=== MATERIALS PROVIDED ===

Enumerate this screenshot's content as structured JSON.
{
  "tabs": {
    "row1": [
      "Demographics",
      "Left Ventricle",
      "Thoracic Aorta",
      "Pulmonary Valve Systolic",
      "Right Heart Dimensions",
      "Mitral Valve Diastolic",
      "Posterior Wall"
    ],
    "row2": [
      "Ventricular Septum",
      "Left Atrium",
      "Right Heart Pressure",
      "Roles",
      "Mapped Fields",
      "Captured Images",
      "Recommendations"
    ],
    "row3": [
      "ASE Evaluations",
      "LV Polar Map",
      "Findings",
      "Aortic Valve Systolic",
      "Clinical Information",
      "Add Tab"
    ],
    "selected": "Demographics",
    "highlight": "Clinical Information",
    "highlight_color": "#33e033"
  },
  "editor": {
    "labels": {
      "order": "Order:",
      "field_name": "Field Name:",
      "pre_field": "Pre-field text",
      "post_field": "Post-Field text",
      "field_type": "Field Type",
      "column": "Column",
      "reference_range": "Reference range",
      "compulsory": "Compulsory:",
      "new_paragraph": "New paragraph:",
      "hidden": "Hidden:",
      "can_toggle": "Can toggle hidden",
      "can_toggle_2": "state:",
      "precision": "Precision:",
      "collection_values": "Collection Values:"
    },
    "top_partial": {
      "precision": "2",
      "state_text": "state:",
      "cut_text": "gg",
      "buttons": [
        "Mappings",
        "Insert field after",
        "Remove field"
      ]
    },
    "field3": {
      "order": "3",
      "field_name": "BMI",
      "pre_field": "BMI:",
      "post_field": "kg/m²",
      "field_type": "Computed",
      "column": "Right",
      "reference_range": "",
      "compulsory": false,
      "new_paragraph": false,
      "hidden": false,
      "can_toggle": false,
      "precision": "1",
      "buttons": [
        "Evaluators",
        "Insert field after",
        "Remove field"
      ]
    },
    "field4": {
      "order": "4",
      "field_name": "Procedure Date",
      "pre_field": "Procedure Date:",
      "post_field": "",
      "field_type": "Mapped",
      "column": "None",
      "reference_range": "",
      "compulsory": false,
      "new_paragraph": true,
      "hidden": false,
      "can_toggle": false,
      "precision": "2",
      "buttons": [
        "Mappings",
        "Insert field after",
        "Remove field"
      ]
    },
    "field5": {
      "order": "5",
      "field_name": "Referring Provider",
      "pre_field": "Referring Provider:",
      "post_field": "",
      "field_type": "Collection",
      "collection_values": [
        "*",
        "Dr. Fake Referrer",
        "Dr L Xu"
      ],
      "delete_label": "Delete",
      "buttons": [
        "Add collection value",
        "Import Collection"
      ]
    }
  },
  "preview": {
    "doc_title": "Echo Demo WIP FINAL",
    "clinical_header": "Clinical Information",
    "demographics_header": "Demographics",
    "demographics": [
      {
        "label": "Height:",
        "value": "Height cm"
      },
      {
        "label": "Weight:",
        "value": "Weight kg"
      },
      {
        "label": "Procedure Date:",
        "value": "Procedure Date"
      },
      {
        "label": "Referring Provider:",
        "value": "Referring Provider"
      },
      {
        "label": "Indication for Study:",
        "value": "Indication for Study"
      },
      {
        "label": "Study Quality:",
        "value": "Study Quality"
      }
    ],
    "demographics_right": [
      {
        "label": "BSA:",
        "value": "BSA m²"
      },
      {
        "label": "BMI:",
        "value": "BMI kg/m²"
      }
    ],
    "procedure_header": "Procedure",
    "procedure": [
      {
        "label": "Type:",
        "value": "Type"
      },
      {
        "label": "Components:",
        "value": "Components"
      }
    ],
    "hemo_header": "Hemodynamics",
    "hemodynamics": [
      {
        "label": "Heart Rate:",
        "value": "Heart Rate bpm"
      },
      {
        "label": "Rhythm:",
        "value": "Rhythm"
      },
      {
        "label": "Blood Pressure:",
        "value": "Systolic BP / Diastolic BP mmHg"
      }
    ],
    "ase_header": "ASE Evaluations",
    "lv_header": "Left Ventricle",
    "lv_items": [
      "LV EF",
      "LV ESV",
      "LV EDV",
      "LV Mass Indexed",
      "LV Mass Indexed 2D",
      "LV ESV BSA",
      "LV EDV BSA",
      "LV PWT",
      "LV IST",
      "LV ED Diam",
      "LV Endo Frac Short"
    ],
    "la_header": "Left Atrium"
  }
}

===

- [DIRECTIONS FOR THIS TASK] In this exercise, repeat all entries exactly.

- [RESULT OF THIS EXERCISE]
Enumerate this screenshot's content as structured JSON.
{
  "tabs": {
    "row1": [
      "Demographics",
      "Left Ventricle",
      "Thoracic Aorta",
      "Pulmonary Valve Systolic",
      "Right Heart Dimensions",
      "Mitral Valve Diastolic",
      "Posterior Wall"
    ],
    "row2": [
      "Ventricular Septum",
      "Left Atrium",
      "Right Heart Pressure",
      "Roles",
      "Mapped Fields",
      "Captured Images",
      "Recommendations"
    ],
    "row3": [
      "ASE Evaluations",
      "LV Polar Map",
      "Findings",
      "Aortic Valve Systolic",
      "Clinical Information",
      "Add Tab"
    ],
    "selected": "Demographics",
    "highlight": "Clinical Information",
    "highlight_color": "#33e033"
  },
  "editor": {
    "labels": {
      "order": "Order:",
      "field_name": "Field Name:",
      "pre_field": "Pre-field text",
      "post_field": "Post-Field text",
      "field_type": "Field Type",
      "column": "Column",
      "reference_range": "Reference range",
      "compulsory": "Compulsory:",
      "new_paragraph": "New paragraph:",
      "hidden": "Hidden:",
      "can_toggle": "Can toggle hidden",
      "can_toggle_2": "state:",
      "precision": "Precision:",
      "collection_values": "Collection Values:"
    },
    "top_partial": {
      "precision": "2",
      "state_text": "state:",
      "cut_text": "gg",
      "buttons": [
        "Mappings",
        "Insert field after",
        "Remove field"
      ]
    },
    "field3": {
      "order": "3",
      "field_name": "BMI",
      "pre_field": "BMI:",
      "post_field": "kg/m²",
      "field_type": "Computed",
      "column": "Right",
      "reference_range": "",
      "compulsory": false,
      "new_paragraph": false,
      "hidden": false,
      "can_toggle": false,
      "precision": "1",
      "buttons": [
        "Evaluators",
        "Insert field after",
        "Remove field"
      ]
    },
    "field4": {
      "order": "4",
      "field_name": "Procedure Date",
      "pre_field": "Procedure Date:",
      "post_field": "",
      "field_type": "Mapped",
      "column": "None",
      "reference_range": "",
      "compulsory": false,
      "new_paragraph": true,
      "hidden": false,
      "can_toggle": false,
      "precision": "2",
      "buttons": [
        "Mappings",
        "Insert field after",
        "Remove field"
      ]
    },
    "field5": {
      "order": "5",
      "field_name": "Referring Provider",
      "pre_field": "Referring Provider:",
      "post_field": "",
      "field_type": "Collection",
      "collection_values": [
        "*",
        "Dr. Fake Referrer",
        "Dr L Xu"
      ],
      "delete_label": "Delete",
      "buttons": [
        "Add collection value",
        "Import Collection"
      ]
    }
  },
  "preview": {
    "doc_title": "Echo Demo WIP FINAL",
    "clinical_header": "Clinical Information",
    "demographics_header": "Demographics",
    "demographics": [
      {
        "label": "Height:",
        "value": "Height cm"
      },
      {
        "label": "Weight:",
        "value": "Weight kg"
      },
      {
        "label": "Procedure Date:",
        "value": "Procedure Date"
      },
      {
        "label": "Referring Provider:",
        "value": "Referring Provider"
      },
      {
        "label": "Indication for Study:",
        "value": "Indication for Study"
      },
      {
        "label": "Study Quality:",
        "value": "Study Quality"
      }
    ],
    "demographics_right": [
      {
        "label": "BSA:",
        "value": "BSA m²"
      },
      {
        "label": "BMI:",
        "value": "BMI kg/m²"
      }
    ],
    "procedure_header": "Procedure",
    "procedure": [
      {
        "label": "Type:",
        "value": "Type"
      },
      {
        "label": "Components:",
        "value": "Components"
      }
    ],
    "hemo_header": "Hemodynamics",
    "hemodynamics": [
      {
        "label": "Heart Rate:",
        "value": "Heart Rate bpm"
      },
      {
        "label": "Rhythm:",
        "value": "Rhythm"
      },
      {
        "label": "Blood Pressure:",
        "value": "Systolic BP / Diastolic BP mmHg"
      }
    ],
    "ase_header": "ASE Evaluations",
    "lv_header": "Left Ventricle",
    "lv_items": [
      "LV EF",
      "LV ESV",
      "LV EDV",
      "LV Mass Indexed",
      "LV Mass Indexed 2D",
      "LV ESV BSA",
      "LV EDV BSA",
      "LV PWT",
      "LV IST",
      "LV ED Diam",
      "LV Endo Frac Short"
    ],
    "la_header": "Left Atrium"
  }
}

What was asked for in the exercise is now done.